Your instructions - Your answer should be a single number: the count of lines holding the word "text".
+ + +
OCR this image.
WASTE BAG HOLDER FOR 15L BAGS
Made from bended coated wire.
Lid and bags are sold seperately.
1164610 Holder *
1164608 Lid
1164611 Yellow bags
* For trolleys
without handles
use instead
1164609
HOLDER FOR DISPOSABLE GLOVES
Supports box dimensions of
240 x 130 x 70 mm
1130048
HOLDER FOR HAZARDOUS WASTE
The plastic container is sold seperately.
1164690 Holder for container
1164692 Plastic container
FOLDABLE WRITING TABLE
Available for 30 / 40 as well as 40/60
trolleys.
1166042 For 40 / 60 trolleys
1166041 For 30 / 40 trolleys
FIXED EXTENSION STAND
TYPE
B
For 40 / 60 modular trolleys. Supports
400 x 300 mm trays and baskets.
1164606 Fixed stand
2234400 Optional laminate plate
+ + +
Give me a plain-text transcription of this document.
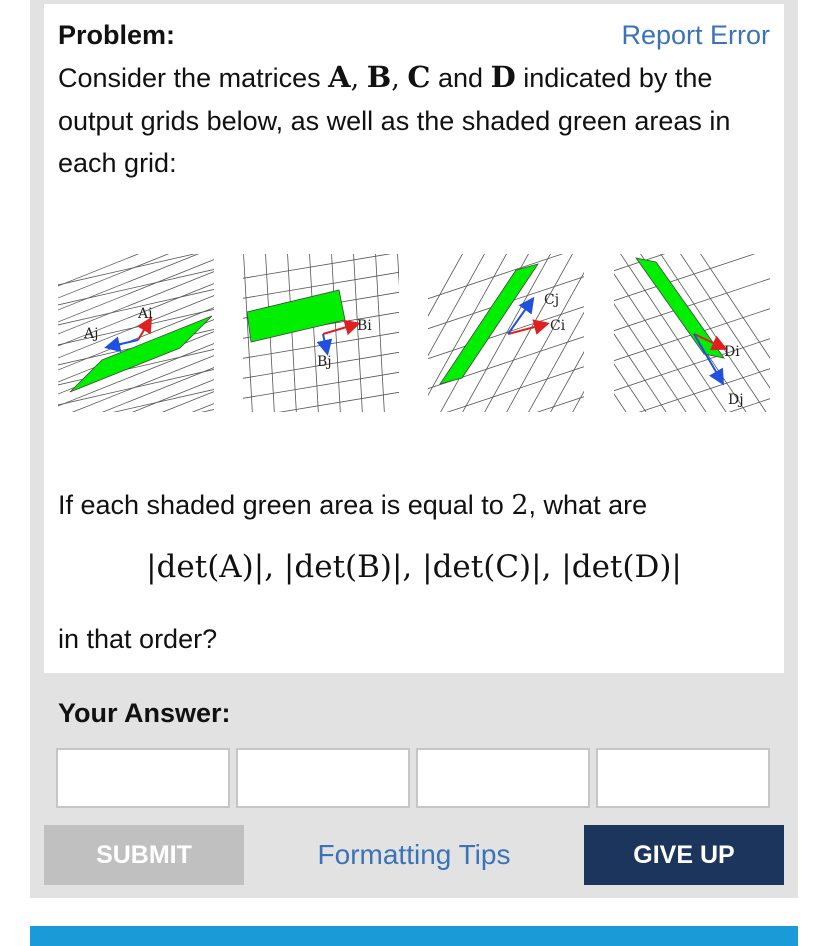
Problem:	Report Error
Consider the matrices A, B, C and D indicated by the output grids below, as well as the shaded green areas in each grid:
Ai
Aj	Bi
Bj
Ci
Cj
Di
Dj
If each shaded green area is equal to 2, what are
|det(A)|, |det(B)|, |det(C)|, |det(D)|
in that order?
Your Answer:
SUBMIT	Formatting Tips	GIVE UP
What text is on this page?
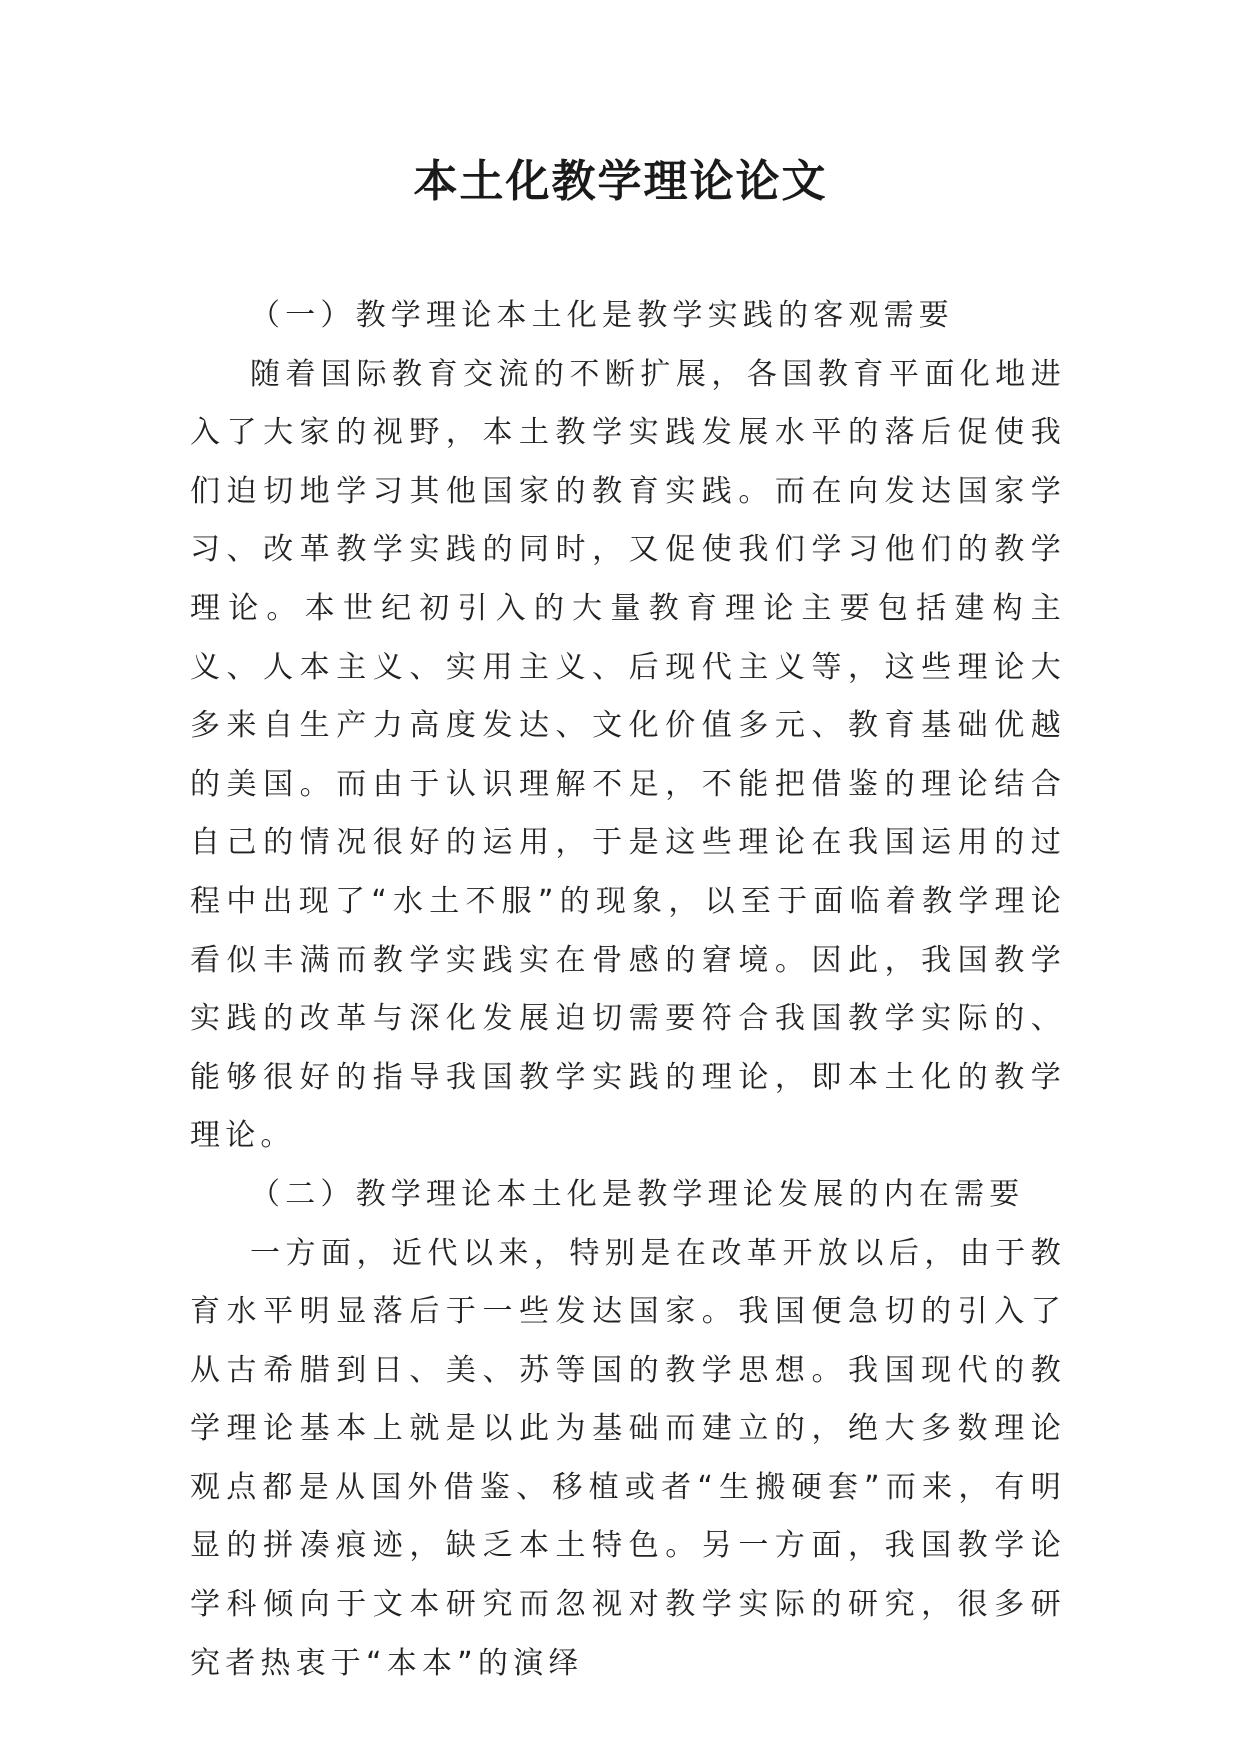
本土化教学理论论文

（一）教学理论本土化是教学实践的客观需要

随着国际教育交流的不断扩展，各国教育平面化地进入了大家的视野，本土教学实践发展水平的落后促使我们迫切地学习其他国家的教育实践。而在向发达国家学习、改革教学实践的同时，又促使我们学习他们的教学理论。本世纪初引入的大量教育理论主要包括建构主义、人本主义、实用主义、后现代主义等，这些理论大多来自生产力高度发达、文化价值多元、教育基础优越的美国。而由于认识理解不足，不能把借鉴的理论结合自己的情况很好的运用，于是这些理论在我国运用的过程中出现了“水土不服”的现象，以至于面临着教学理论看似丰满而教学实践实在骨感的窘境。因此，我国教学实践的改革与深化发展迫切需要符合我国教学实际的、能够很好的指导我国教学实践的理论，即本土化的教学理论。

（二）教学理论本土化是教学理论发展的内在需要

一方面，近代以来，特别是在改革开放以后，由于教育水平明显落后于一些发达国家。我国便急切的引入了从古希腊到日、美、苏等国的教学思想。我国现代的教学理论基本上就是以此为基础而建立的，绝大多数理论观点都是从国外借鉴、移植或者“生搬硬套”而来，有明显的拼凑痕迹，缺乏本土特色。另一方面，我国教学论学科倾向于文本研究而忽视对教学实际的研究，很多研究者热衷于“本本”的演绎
+ + +
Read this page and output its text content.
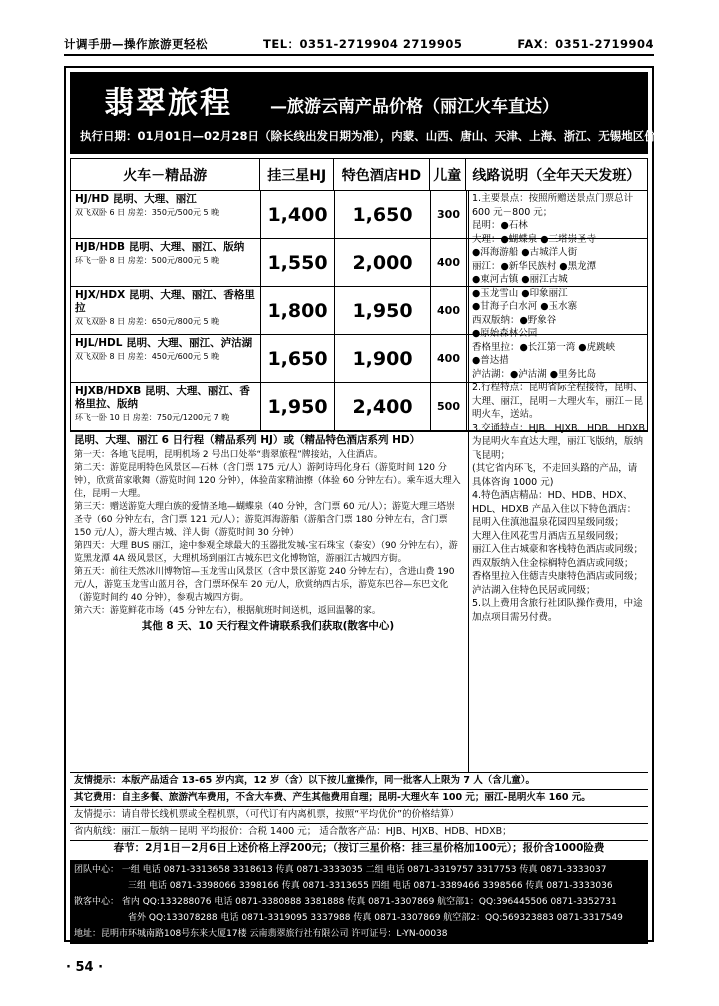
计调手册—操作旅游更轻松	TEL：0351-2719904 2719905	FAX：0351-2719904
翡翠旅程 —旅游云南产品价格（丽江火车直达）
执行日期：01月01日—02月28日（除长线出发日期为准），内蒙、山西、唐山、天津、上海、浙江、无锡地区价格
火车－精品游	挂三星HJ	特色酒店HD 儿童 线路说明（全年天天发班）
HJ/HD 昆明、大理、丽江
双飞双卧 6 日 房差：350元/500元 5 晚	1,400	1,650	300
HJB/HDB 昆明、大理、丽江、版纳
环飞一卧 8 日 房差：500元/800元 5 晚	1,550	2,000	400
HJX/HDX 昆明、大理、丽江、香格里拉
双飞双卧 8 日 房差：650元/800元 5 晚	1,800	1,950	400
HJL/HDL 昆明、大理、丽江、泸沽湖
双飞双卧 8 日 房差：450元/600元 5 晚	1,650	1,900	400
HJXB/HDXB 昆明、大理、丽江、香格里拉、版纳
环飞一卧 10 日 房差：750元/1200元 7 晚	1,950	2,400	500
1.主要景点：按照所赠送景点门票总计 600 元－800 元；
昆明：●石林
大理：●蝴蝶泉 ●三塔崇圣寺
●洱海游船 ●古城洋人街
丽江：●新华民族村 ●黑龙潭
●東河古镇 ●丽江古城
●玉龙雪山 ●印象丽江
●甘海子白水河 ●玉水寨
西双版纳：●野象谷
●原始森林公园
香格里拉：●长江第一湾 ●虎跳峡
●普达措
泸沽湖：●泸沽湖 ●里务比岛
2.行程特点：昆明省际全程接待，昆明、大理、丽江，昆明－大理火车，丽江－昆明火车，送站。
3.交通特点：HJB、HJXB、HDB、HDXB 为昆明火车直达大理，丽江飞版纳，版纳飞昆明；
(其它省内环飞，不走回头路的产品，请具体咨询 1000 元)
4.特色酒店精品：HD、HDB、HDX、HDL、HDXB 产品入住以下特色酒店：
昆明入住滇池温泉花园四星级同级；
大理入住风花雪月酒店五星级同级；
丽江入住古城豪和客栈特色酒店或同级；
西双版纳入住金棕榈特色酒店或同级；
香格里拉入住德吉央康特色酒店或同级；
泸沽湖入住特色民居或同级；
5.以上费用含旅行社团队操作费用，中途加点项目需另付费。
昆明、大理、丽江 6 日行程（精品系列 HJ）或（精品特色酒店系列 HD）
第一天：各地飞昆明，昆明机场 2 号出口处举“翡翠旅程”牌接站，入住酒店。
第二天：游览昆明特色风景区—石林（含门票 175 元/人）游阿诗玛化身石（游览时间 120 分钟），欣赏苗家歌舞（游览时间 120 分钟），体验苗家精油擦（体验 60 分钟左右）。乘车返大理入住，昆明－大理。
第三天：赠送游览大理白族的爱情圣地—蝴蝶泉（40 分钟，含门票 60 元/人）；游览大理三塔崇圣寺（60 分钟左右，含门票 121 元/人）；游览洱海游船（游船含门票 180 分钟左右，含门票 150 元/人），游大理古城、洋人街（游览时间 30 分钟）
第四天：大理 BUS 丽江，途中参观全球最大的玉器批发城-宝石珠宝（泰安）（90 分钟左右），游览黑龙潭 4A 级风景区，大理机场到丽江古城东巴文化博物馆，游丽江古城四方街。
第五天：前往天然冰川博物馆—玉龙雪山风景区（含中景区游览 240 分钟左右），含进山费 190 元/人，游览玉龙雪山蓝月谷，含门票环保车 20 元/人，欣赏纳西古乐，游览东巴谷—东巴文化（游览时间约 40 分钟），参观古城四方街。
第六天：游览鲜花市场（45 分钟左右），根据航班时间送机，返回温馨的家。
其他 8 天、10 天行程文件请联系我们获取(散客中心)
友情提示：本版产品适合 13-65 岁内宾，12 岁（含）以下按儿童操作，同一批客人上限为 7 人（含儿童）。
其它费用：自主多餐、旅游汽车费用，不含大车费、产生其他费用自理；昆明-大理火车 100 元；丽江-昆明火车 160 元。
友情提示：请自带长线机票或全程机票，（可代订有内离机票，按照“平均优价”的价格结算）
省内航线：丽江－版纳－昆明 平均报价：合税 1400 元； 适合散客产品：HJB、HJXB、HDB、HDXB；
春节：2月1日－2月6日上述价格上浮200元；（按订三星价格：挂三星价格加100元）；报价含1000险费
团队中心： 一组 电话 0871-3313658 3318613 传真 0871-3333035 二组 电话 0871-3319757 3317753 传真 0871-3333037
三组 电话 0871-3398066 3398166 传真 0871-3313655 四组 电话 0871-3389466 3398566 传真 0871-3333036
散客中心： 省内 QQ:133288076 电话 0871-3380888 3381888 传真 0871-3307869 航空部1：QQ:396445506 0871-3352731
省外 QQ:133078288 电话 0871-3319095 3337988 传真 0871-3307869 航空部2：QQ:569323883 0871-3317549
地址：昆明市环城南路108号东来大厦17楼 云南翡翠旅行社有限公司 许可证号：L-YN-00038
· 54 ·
+ + +
Answer to the exercise - 3